▶ [Stated exercise]: Count every line of these entries that holds the word "icon", and reply with the number only.

-- Start of Dataset rows --

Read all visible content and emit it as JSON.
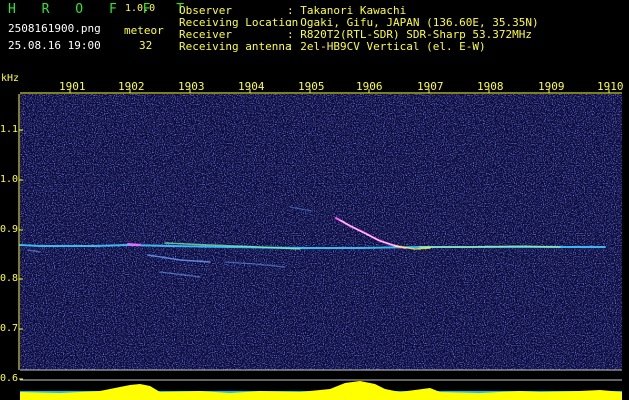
{
  "header": {
    "app_name": "H R O F F T",
    "version": "1.0.0",
    "filename": "2508161900.png",
    "datetime": "25.08.16 19:00",
    "meteor_label": "meteor",
    "meteor_count": "32",
    "fields": [
      {
        "label": "Observer",
        "value": ": Takanori Kawachi"
      },
      {
        "label": "Receiving Location",
        "value": ": Ogaki, Gifu, JAPAN (136.60E, 35.35N)"
      },
      {
        "label": "Receiver",
        "value": ": R820T2(RTL-SDR) SDR-Sharp 53.372MHz"
      },
      {
        "label": "Receiving antenna",
        "value": ": 2el-HB9CV Vertical (el. E-W)"
      }
    ]
  },
  "spectrogram": {
    "y_unit": "kHz",
    "y_ticks": [
      "1.1",
      "1.0",
      "0.9",
      "0.8",
      "0.7",
      "0.6"
    ],
    "x_ticks": [
      "1901",
      "1902",
      "1903",
      "1904",
      "1905",
      "1906",
      "1907",
      "1908",
      "1909",
      "1910"
    ],
    "colors": {
      "background": "#0a0a3c",
      "axis": "#ffff33",
      "carrier": "#40c8ff",
      "meteor": "#ff60ff",
      "level_bar": "#ffff00",
      "level_base": "#00c8ff"
    }
  }
}
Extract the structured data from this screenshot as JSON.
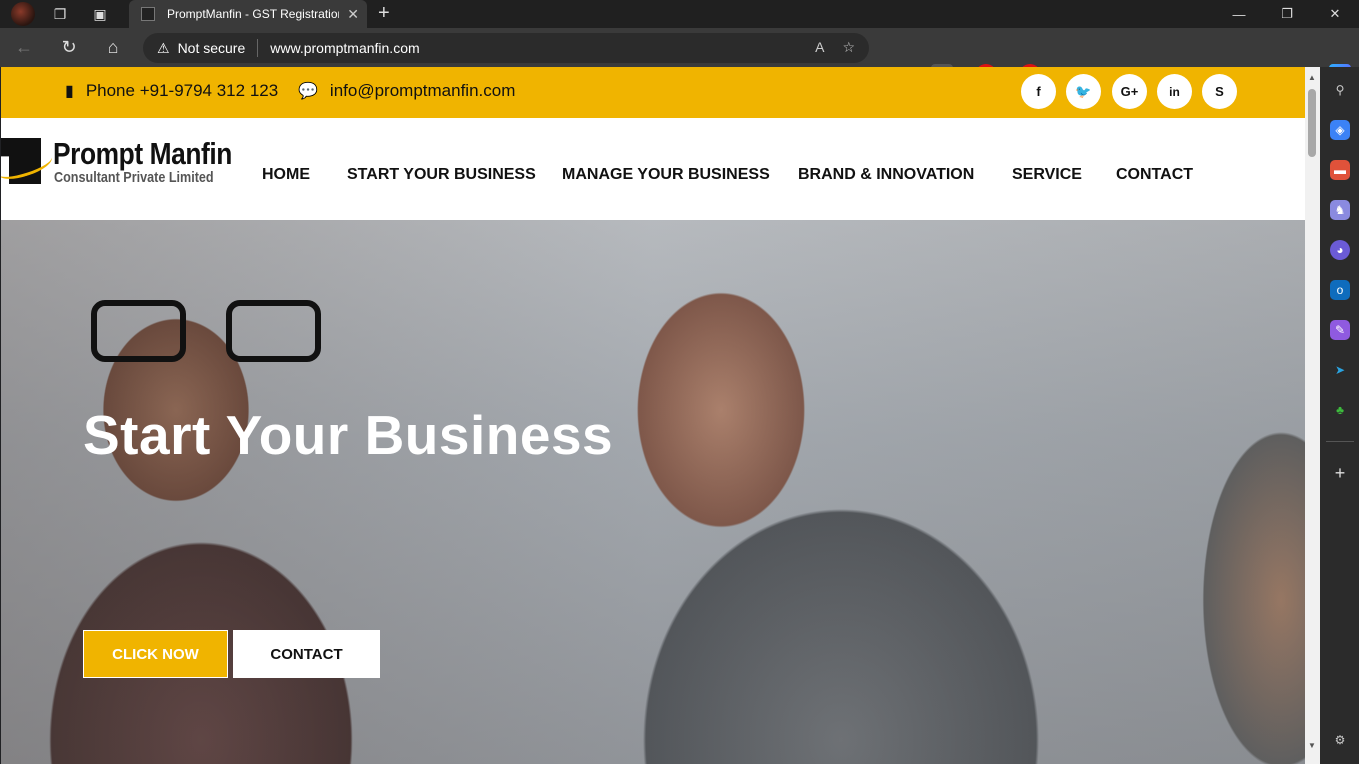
{
  "browser": {
    "tab_title": "PromptManfin - GST Registration",
    "security_label": "Not secure",
    "url": "www.promptmanfin.com"
  },
  "site": {
    "phone": "Phone +91-9794 312 123",
    "email": "info@promptmanfin.com",
    "social": [
      "facebook-icon",
      "twitter-icon",
      "google-plus-icon",
      "linkedin-icon",
      "skype-icon"
    ],
    "logo_name": "Prompt Manfin",
    "logo_sub": "Consultant Private Limited",
    "menu": [
      "HOME",
      "START YOUR BUSINESS",
      "MANAGE YOUR BUSINESS",
      "BRAND & INNOVATION",
      "SERVICE",
      "CONTACT"
    ],
    "hero_title": "Start Your Business",
    "cta_primary": "CLICK NOW",
    "cta_secondary": "CONTACT",
    "accent_color": "#f0b400"
  }
}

-- End of Dataset rows --

▶ [Correct result]: 5